Problem details: Copy each line that holds "little".

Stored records
-*-*-

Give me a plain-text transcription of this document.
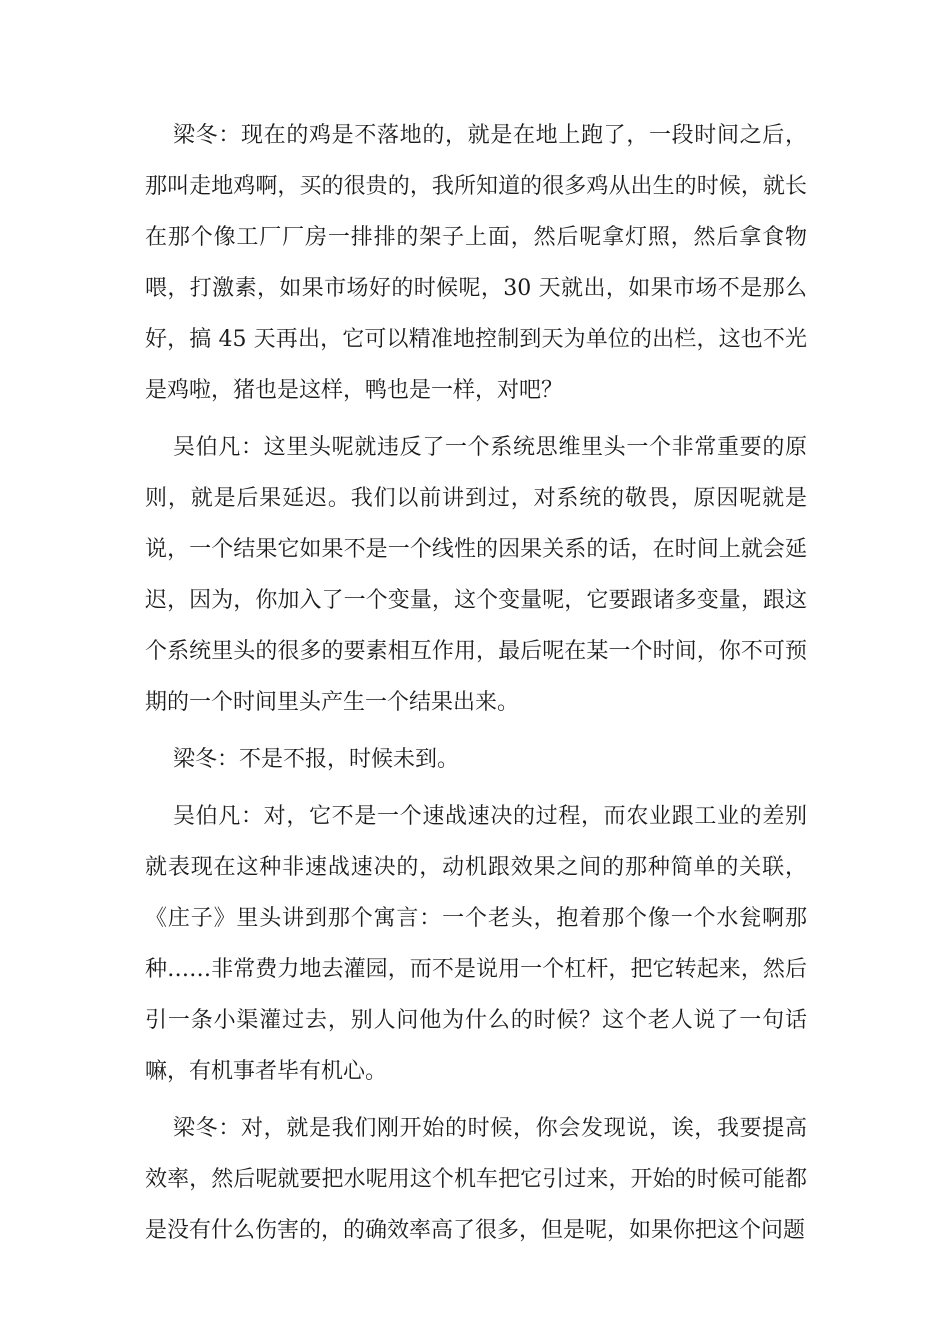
梁冬：现在的鸡是不落地的，就是在地上跑了，一段时间之后，那叫走地鸡啊，买的很贵的，我所知道的很多鸡从出生的时候，就长在那个像工厂厂房一排排的架子上面，然后呢拿灯照，然后拿食物喂，打激素，如果市场好的时候呢，30 天就出，如果市场不是那么好，搞 45 天再出，它可以精准地控制到天为单位的出栏，这也不光是鸡啦，猪也是这样，鸭也是一样，对吧？

吴伯凡：这里头呢就违反了一个系统思维里头一个非常重要的原则，就是后果延迟。我们以前讲到过，对系统的敬畏，原因呢就是说，一个结果它如果不是一个线性的因果关系的话，在时间上就会延迟，因为，你加入了一个变量，这个变量呢，它要跟诸多变量，跟这个系统里头的很多的要素相互作用，最后呢在某一个时间，你不可预期的一个时间里头产生一个结果出来。

梁冬：不是不报，时候未到。

吴伯凡：对，它不是一个速战速决的过程，而农业跟工业的差别就表现在这种非速战速决的，动机跟效果之间的那种简单的关联，《庄子》里头讲到那个寓言：一个老头，抱着那个像一个水瓮啊那种……非常费力地去灌园，而不是说用一个杠杆，把它转起来，然后引一条小渠灌过去，别人问他为什么的时候？这个老人说了一句话嘛，有机事者毕有机心。

梁冬：对，就是我们刚开始的时候，你会发现说，诶，我要提高效率，然后呢就要把水呢用这个机车把它引过来，开始的时候可能都是没有什么伤害的，的确效率高了很多，但是呢，如果你把这个问题
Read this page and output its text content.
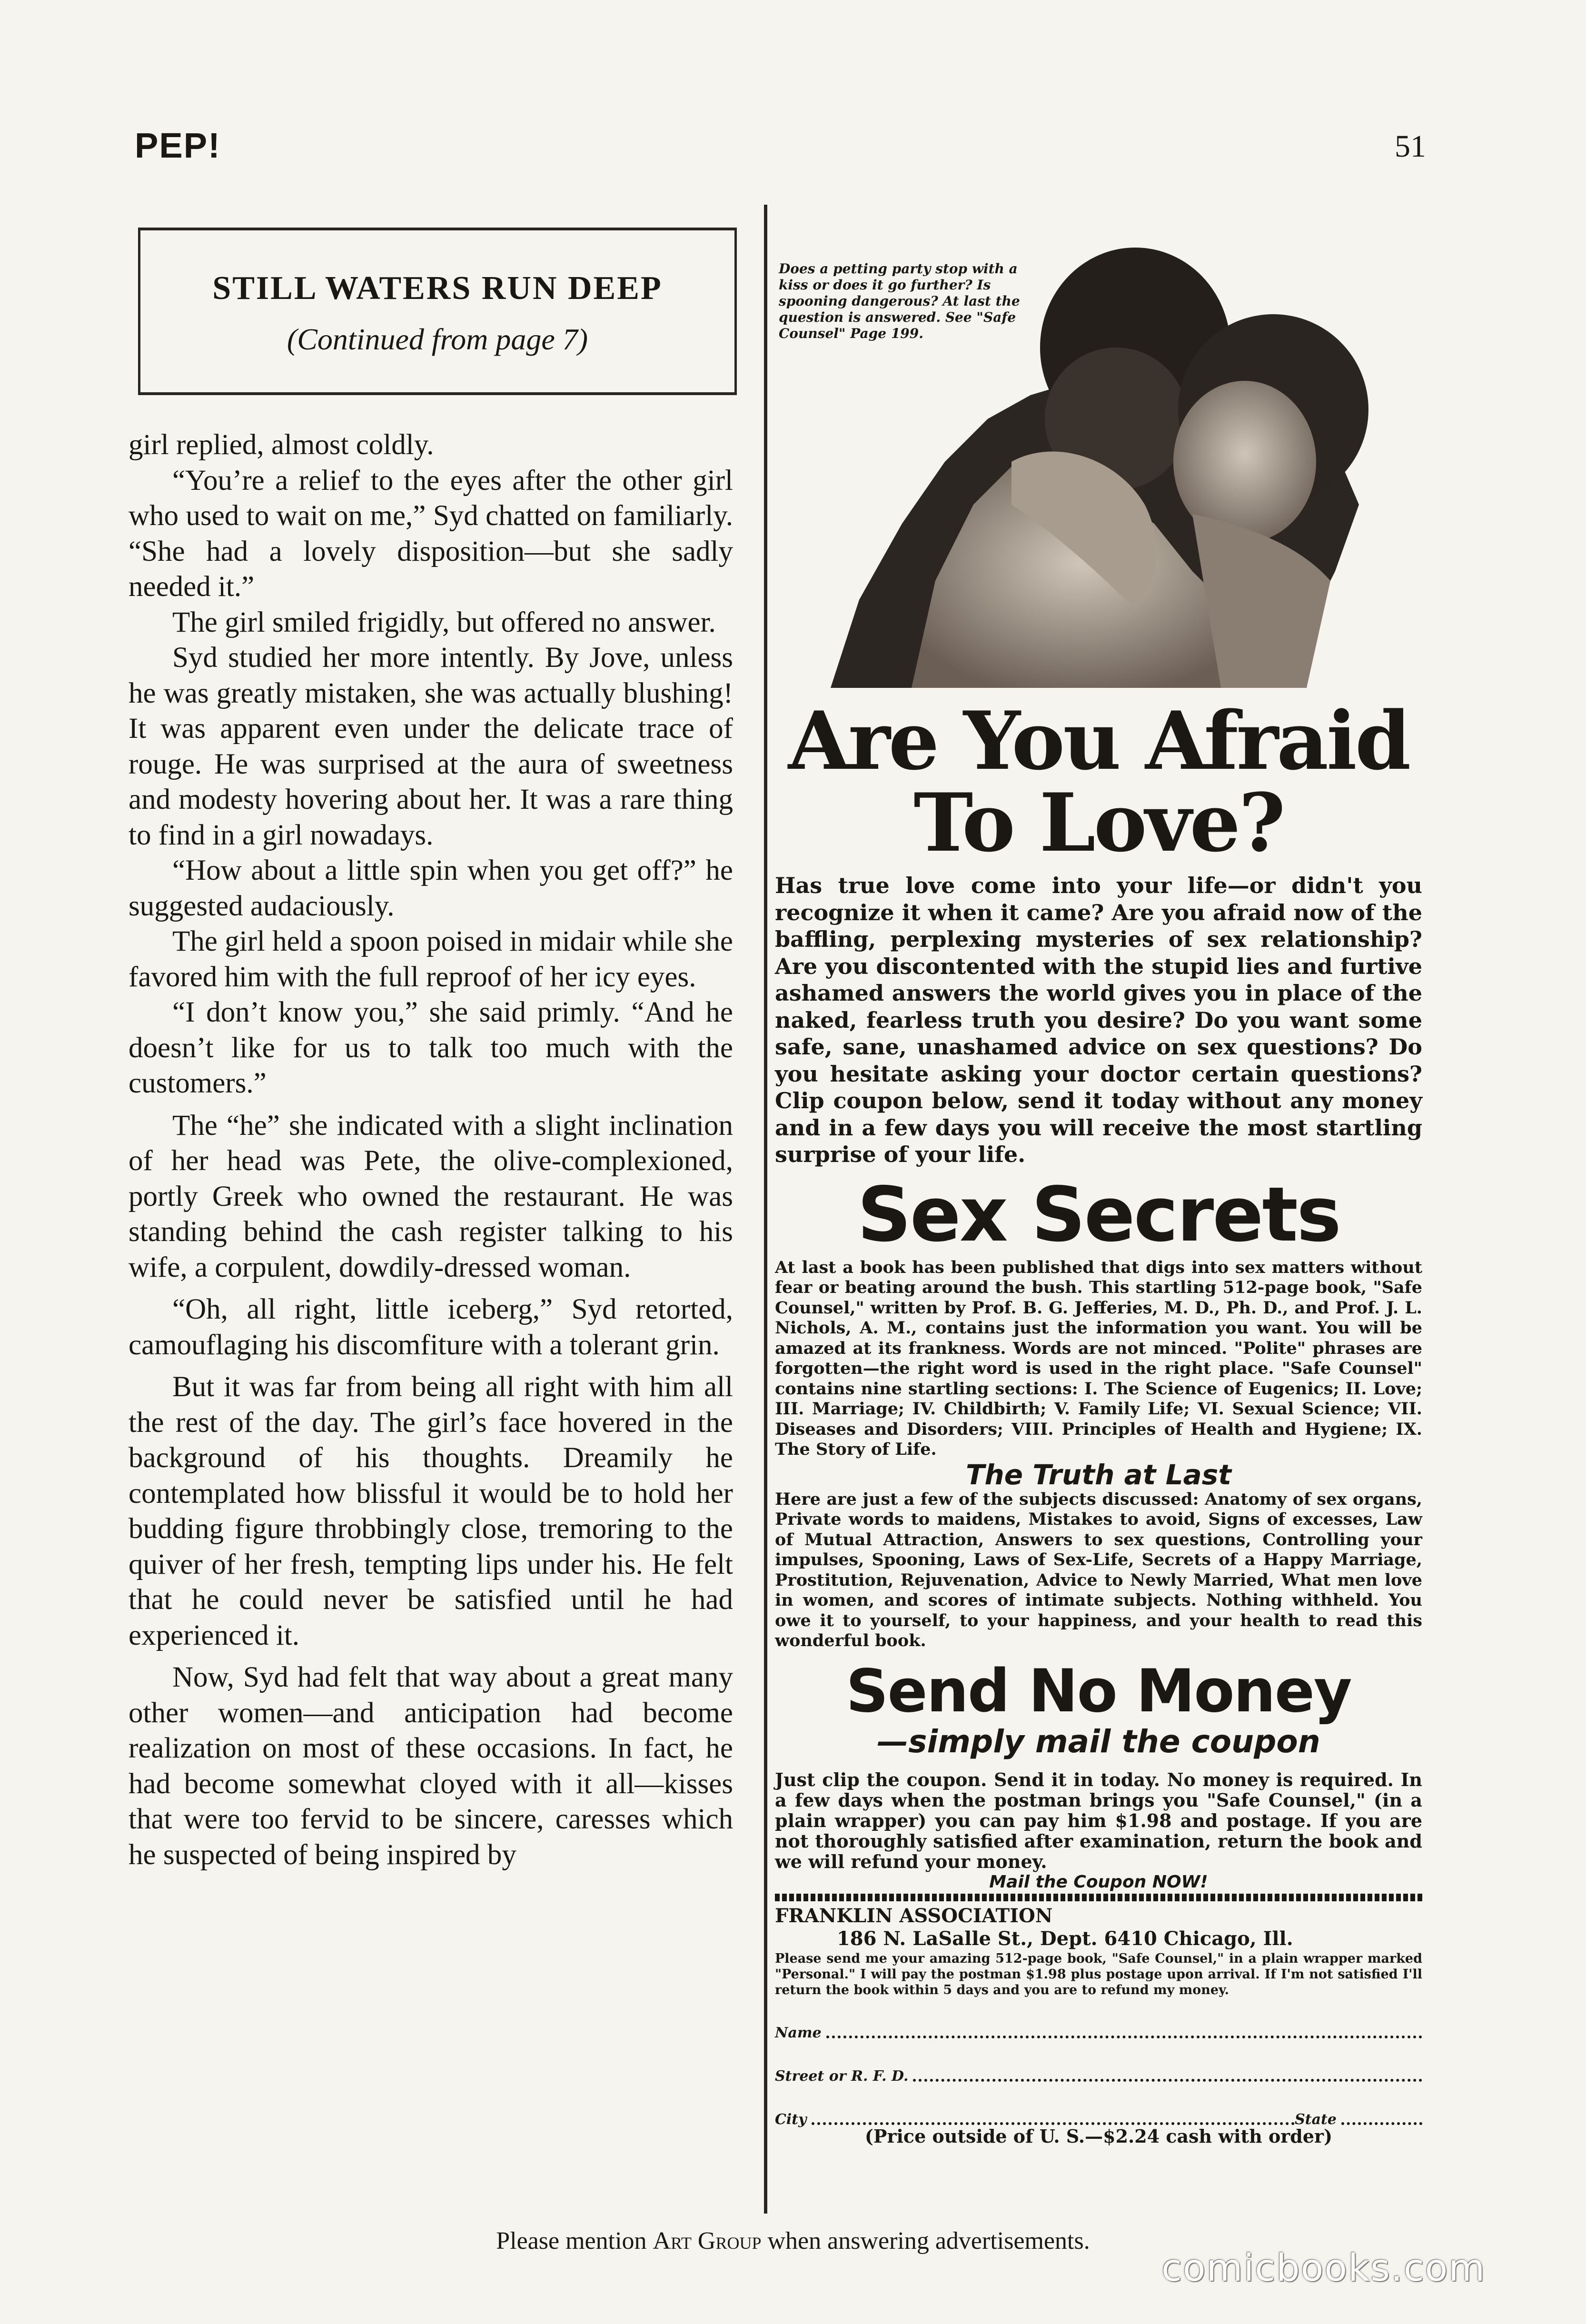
PEP!	51
STILL WATERS RUN DEEP
(Continued from page 7)

girl replied, almost coldly.

“You’re a relief to the eyes after the other girl who used to wait on me,” Syd chatted on familiarly. “She had a lovely disposition—but she sadly needed it.”

The girl smiled frigidly, but offered no answer.

Syd studied her more intently. By Jove, unless he was greatly mistaken, she was actually blushing! It was apparent even under the delicate trace of rouge. He was surprised at the aura of sweetness and modesty hovering about her. It was a rare thing to find in a girl nowadays.

“How about a little spin when you get off?” he suggested audaciously.

The girl held a spoon poised in midair while she favored him with the full reproof of her icy eyes.

“I don’t know you,” she said primly. “And he doesn’t like for us to talk too much with the customers.”

The “he” she indicated with a slight inclination of her head was Pete, the olive-complexioned, portly Greek who owned the restaurant. He was standing behind the cash register talking to his wife, a corpulent, dowdily-dressed woman.

“Oh, all right, little iceberg,” Syd retorted, camouflaging his discomfiture with a tolerant grin.

But it was far from being all right with him all the rest of the day. The girl’s face hovered in the background of his thoughts. Dreamily he contemplated how blissful it would be to hold her budding figure throbbingly close, tremoring to the quiver of her fresh, tempting lips under his. He felt that he could never be satisfied until he had experienced it.

Now, Syd had felt that way about a great many other women—and anticipation had become realization on most of these occasions. In fact, he had become somewhat cloyed with it all—kisses that were too fervid to be sincere, caresses which he suspected of being inspired by

Does a petting party stop with a kiss or does it go further? Is spooning dangerous? At last the question is answered. See "Safe Counsel" Page 199.
Are You Afraid
To Love?

Has true love come into your life—or didn't you recognize it when it came? Are you afraid now of the baffling, perplexing mysteries of sex relationship? Are you discontented with the stupid lies and furtive ashamed answers the world gives you in place of the naked, fearless truth you desire? Do you want some safe, sane, unashamed advice on sex questions? Do you hesitate asking your doctor certain questions? Clip coupon below, send it today without any money and in a few days you will receive the most startling surprise of your life.

Sex Secrets

At last a book has been published that digs into sex matters without fear or beating around the bush. This startling 512-page book, "Safe Counsel," written by Prof. B. G. Jefferies, M. D., Ph. D., and Prof. J. L. Nichols, A. M., contains just the information you want. You will be amazed at its frankness. Words are not minced. "Polite" phrases are forgotten—the right word is used in the right place. "Safe Counsel" contains nine startling sections: I. The Science of Eugenics; II. Love; III. Marriage; IV. Childbirth; V. Family Life; VI. Sexual Science; VII. Diseases and Disorders; VIII. Principles of Health and Hygiene; IX. The Story of Life.

The Truth at Last

Here are just a few of the subjects discussed: Anatomy of sex organs, Private words to maidens, Mistakes to avoid, Signs of excesses, Law of Mutual Attraction, Answers to sex questions, Controlling your impulses, Spooning, Laws of Sex-Life, Secrets of a Happy Marriage, Prostitution, Rejuvenation, Advice to Newly Married, What men love in women, and scores of intimate subjects. Nothing withheld. You owe it to yourself, to your happiness, and your health to read this wonderful book.

Send No Money
—simply mail the coupon

Just clip the coupon. Send it in today. No money is required. In a few days when the postman brings you "Safe Counsel," (in a plain wrapper) you can pay him $1.98 and postage. If you are not thoroughly satisfied after examination, return the book and we will refund your money.

Mail the Coupon NOW!
FRANKLIN ASSOCIATION
186 N. LaSalle St., Dept. 6410 Chicago, Ill.

Please send me your amazing 512-page book, "Safe Counsel," in a plain wrapper marked "Personal." I will pay the postman $1.98 plus postage upon arrival. If I'm not satisfied I'll return the book within 5 days and you are to refund my money.

Name
Street or R. F. D.
City	State
(Price outside of U. S.—$2.24 cash with order)
Please mention Art Group when answering advertisements.
comicbooks.com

-*-*-

Result for this exercise:
“How about a little spin when you get off?” he suggested audaciously.
“Oh, all right, little iceberg,” Syd retorted, camouflaging his discomfiture with a tolerant grin.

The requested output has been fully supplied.